— DATASET EXTRACT —

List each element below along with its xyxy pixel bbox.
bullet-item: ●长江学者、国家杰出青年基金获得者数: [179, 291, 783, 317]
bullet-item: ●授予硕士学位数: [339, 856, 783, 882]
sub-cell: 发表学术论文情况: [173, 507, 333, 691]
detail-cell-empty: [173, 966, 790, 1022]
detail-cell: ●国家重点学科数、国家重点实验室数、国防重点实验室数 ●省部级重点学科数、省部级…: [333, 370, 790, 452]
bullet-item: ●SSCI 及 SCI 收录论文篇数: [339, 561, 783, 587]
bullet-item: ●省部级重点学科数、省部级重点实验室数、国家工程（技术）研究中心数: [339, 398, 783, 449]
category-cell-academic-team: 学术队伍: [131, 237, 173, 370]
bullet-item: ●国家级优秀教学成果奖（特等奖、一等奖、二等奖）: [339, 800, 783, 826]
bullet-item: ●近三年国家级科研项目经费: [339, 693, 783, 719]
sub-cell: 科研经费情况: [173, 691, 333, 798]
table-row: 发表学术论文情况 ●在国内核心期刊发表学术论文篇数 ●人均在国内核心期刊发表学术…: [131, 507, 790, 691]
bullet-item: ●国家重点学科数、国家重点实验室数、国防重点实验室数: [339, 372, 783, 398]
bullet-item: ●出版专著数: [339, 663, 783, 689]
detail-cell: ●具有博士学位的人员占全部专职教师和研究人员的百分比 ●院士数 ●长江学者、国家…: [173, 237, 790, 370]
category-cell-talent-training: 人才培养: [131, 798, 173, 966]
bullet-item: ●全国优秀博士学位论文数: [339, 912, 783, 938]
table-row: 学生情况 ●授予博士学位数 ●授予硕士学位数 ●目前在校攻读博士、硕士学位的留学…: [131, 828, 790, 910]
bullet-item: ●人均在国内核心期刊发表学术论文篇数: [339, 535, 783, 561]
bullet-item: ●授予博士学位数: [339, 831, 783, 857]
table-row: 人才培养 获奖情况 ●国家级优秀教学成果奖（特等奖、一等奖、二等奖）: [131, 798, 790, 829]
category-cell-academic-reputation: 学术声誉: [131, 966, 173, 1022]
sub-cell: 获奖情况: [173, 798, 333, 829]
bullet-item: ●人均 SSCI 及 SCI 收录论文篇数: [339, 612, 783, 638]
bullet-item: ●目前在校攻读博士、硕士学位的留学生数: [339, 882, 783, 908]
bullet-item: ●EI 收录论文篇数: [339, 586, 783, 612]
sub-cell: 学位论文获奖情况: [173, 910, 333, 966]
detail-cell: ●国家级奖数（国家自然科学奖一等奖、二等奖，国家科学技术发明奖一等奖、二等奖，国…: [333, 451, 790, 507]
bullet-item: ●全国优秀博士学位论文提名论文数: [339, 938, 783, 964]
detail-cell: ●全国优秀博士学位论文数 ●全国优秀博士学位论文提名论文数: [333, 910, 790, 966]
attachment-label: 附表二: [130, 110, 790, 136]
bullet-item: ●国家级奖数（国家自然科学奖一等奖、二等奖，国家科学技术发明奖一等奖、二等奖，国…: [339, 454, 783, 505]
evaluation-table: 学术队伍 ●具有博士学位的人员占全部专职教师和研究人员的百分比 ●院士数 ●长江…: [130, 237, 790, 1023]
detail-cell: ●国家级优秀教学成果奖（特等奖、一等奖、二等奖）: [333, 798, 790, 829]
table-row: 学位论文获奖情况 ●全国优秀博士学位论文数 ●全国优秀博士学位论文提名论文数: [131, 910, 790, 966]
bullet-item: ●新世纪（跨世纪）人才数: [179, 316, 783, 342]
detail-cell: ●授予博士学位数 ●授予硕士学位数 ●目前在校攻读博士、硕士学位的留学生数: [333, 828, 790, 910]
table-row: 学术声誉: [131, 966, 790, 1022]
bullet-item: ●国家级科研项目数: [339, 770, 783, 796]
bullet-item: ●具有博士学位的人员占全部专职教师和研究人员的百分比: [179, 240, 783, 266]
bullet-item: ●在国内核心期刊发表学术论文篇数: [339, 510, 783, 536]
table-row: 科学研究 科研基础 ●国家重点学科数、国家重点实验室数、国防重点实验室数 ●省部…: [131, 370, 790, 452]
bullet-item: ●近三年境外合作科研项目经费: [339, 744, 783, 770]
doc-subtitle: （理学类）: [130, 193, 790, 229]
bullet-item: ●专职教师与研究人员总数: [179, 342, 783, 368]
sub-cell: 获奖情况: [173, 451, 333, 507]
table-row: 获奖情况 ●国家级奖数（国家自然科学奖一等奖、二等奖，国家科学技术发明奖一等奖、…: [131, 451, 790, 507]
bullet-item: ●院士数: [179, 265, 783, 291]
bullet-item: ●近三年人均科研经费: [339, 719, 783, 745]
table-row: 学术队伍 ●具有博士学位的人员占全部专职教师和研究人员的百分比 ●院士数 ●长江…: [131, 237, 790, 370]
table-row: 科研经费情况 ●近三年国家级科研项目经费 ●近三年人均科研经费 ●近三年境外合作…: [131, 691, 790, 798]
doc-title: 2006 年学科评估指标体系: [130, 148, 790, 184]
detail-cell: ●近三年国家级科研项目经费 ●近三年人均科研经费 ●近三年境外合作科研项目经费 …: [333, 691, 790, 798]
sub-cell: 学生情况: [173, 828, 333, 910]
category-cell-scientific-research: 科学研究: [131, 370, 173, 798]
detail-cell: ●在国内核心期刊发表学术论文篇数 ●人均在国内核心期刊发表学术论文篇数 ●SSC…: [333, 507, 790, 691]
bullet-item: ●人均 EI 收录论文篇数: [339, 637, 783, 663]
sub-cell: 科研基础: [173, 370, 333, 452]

— BRIEF —
Format the data above as a Markdown table with two columns, Row and Line, giving each line its row number and omitting any blank lines.

— SOLUTION —
| Row | Line |
|---|---|
| 1 | List each element below along with its xyxy pixel bbox. |
| 2 | bullet-item: ●长江学者、国家杰出青年基金获得者数: [179, 291, 783, 317] |
| 3 | bullet-item: ●授予硕士学位数: [339, 856, 783, 882] |
| 4 | sub-cell: 发表学术论文情况: [173, 507, 333, 691] |
| 5 | detail-cell-empty: [173, 966, 790, 1022] |
| 6 | detail-cell: ●国家重点学科数、国家重点实验室数、国防重点实验室数 ●省部级重点学科数、省部级…: [333, 370, 790, 452] |
| 7 | bullet-item: ●SSCI 及 SCI 收录论文篇数: [339, 561, 783, 587] |
| 8 | bullet-item: ●省部级重点学科数、省部级重点实验室数、国家工程（技术）研究中心数: [339, 398, 783, 449] |
| 9 | category-cell-academic-team: 学术队伍: [131, 237, 173, 370] |
| 10 | bullet-item: ●国家级优秀教学成果奖（特等奖、一等奖、二等奖）: [339, 800, 783, 826] |
| 11 | bullet-item: ●近三年国家级科研项目经费: [339, 693, 783, 719] |
| 12 | sub-cell: 科研经费情况: [173, 691, 333, 798] |
| 13 | table-row: 发表学术论文情况 ●在国内核心期刊发表学术论文篇数 ●人均在国内核心期刊发表学术…: [131, 507, 790, 691] |
| 14 | bullet-item: ●国家重点学科数、国家重点实验室数、国防重点实验室数: [339, 372, 783, 398] |
| 15 | bullet-item: ●出版专著数: [339, 663, 783, 689] |
| 16 | detail-cell: ●具有博士学位的人员占全部专职教师和研究人员的百分比 ●院士数 ●长江学者、国家…: [173, 237, 790, 370] |
| 17 | category-cell-talent-training: 人才培养: [131, 798, 173, 966] |
| 18 | bullet-item: ●全国优秀博士学位论文数: [339, 912, 783, 938] |
| 19 | table-row: 学生情况 ●授予博士学位数 ●授予硕士学位数 ●目前在校攻读博士、硕士学位的留学…: [131, 828, 790, 910] |
| 20 | bullet-item: ●人均在国内核心期刊发表学术论文篇数: [339, 535, 783, 561] |
| 21 | bullet-item: ●授予博士学位数: [339, 831, 783, 857] |
| 22 | table-row: 人才培养 获奖情况 ●国家级优秀教学成果奖（特等奖、一等奖、二等奖）: [131, 798, 790, 829] |
| 23 | category-cell-academic-reputation: 学术声誉: [131, 966, 173, 1022] |
| 24 | sub-cell: 获奖情况: [173, 798, 333, 829] |
| 25 | bullet-item: ●人均 SSCI 及 SCI 收录论文篇数: [339, 612, 783, 638] |
| 26 | bullet-item: ●目前在校攻读博士、硕士学位的留学生数: [339, 882, 783, 908] |
| 27 | bullet-item: ●EI 收录论文篇数: [339, 586, 783, 612] |
| 28 | sub-cell: 学位论文获奖情况: [173, 910, 333, 966] |
| 29 | detail-cell: ●国家级奖数（国家自然科学奖一等奖、二等奖，国家科学技术发明奖一等奖、二等奖，国…: [333, 451, 790, 507] |
| 30 | bullet-item: ●全国优秀博士学位论文提名论文数: [339, 938, 783, 964] |
| 31 | detail-cell: ●全国优秀博士学位论文数 ●全国优秀博士学位论文提名论文数: [333, 910, 790, 966] |
| 32 | attachment-label: 附表二: [130, 110, 790, 136] |
| 33 | bullet-item: ●国家级奖数（国家自然科学奖一等奖、二等奖，国家科学技术发明奖一等奖、二等奖，国…: [339, 454, 783, 505] |
| 34 | evaluation-table: 学术队伍 ●具有博士学位的人员占全部专职教师和研究人员的百分比 ●院士数 ●长江…: [130, 237, 790, 1023] |
| 35 | detail-cell: ●国家级优秀教学成果奖（特等奖、一等奖、二等奖）: [333, 798, 790, 829] |
| 36 | table-row: 学位论文获奖情况 ●全国优秀博士学位论文数 ●全国优秀博士学位论文提名论文数: [131, 910, 790, 966] |
| 37 | bullet-item: ●新世纪（跨世纪）人才数: [179, 316, 783, 342] |
| 38 | detail-cell: ●授予博士学位数 ●授予硕士学位数 ●目前在校攻读博士、硕士学位的留学生数: [333, 828, 790, 910] |
| 39 | table-row: 学术声誉: [131, 966, 790, 1022] |
| 40 | bullet-item: ●国家级科研项目数: [339, 770, 783, 796] |
| 41 | bullet-item: ●具有博士学位的人员占全部专职教师和研究人员的百分比: [179, 240, 783, 266] |
| 42 | bullet-item: ●在国内核心期刊发表学术论文篇数: [339, 510, 783, 536] |
| 43 | table-row: 科学研究 科研基础 ●国家重点学科数、国家重点实验室数、国防重点实验室数 ●省部…: [131, 370, 790, 452] |
| 44 | bullet-item: ●近三年境外合作科研项目经费: [339, 744, 783, 770] |
| 45 | doc-subtitle: （理学类）: [130, 193, 790, 229] |
| 46 | bullet-item: ●专职教师与研究人员总数: [179, 342, 783, 368] |
| 47 | sub-cell: 获奖情况: [173, 451, 333, 507] |
| 48 | table-row: 获奖情况 ●国家级奖数（国家自然科学奖一等奖、二等奖，国家科学技术发明奖一等奖、…: [131, 451, 790, 507] |
| 49 | bullet-item: ●院士数: [179, 265, 783, 291] |
| 50 | bullet-item: ●近三年人均科研经费: [339, 719, 783, 745] |
| 51 | table-row: 学术队伍 ●具有博士学位的人员占全部专职教师和研究人员的百分比 ●院士数 ●长江…: [131, 237, 790, 370] |
| 52 | table-row: 科研经费情况 ●近三年国家级科研项目经费 ●近三年人均科研经费 ●近三年境外合作…: [131, 691, 790, 798] |
| 53 | doc-title: 2006 年学科评估指标体系: [130, 148, 790, 184] |
| 54 | detail-cell: ●近三年国家级科研项目经费 ●近三年人均科研经费 ●近三年境外合作科研项目经费 …: [333, 691, 790, 798] |
| 55 | sub-cell: 学生情况: [173, 828, 333, 910] |
| 56 | category-cell-scientific-research: 科学研究: [131, 370, 173, 798] |
| 57 | detail-cell: ●在国内核心期刊发表学术论文篇数 ●人均在国内核心期刊发表学术论文篇数 ●SSC…: [333, 507, 790, 691] |
| 58 | bullet-item: ●人均 EI 收录论文篇数: [339, 637, 783, 663] |
| 59 | sub-cell: 科研基础: [173, 370, 333, 452] |